• _DIRECTION_
Scan the lines below for "ffffff"; report the number of lines that contain it, and only that.

• _DATA SECTION_
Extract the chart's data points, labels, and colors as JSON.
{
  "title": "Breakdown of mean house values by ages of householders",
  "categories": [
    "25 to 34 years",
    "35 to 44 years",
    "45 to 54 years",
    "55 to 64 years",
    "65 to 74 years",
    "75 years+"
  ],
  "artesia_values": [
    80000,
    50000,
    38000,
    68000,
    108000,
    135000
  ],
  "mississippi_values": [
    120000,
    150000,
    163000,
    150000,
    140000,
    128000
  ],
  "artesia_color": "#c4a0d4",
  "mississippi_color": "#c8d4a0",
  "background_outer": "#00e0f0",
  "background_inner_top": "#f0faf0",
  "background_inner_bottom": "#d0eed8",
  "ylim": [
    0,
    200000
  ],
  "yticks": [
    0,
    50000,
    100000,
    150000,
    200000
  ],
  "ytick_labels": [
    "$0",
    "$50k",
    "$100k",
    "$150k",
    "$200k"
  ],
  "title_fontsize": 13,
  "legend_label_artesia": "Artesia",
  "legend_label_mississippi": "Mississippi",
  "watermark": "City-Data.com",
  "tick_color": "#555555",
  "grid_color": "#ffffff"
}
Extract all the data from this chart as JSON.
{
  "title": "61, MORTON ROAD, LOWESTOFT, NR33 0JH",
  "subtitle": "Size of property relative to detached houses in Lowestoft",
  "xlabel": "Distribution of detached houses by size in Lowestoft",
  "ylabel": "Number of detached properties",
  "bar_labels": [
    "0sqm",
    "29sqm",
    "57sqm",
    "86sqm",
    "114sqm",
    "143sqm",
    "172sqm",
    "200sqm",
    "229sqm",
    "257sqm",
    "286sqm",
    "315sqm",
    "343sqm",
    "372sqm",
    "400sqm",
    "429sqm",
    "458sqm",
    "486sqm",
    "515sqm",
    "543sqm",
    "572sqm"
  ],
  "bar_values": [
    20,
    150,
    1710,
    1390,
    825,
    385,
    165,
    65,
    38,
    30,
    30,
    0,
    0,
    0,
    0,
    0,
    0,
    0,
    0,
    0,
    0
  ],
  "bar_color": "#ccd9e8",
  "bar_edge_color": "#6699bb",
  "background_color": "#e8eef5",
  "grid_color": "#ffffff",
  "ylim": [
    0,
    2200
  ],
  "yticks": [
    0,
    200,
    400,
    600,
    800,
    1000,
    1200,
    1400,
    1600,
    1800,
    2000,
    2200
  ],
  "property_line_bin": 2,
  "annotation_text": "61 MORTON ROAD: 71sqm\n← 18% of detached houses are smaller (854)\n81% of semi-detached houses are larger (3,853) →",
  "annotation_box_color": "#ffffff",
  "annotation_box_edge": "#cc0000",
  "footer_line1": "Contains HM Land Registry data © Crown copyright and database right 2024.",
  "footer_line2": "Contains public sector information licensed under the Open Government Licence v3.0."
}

• _WRITTEN ANSWER_
3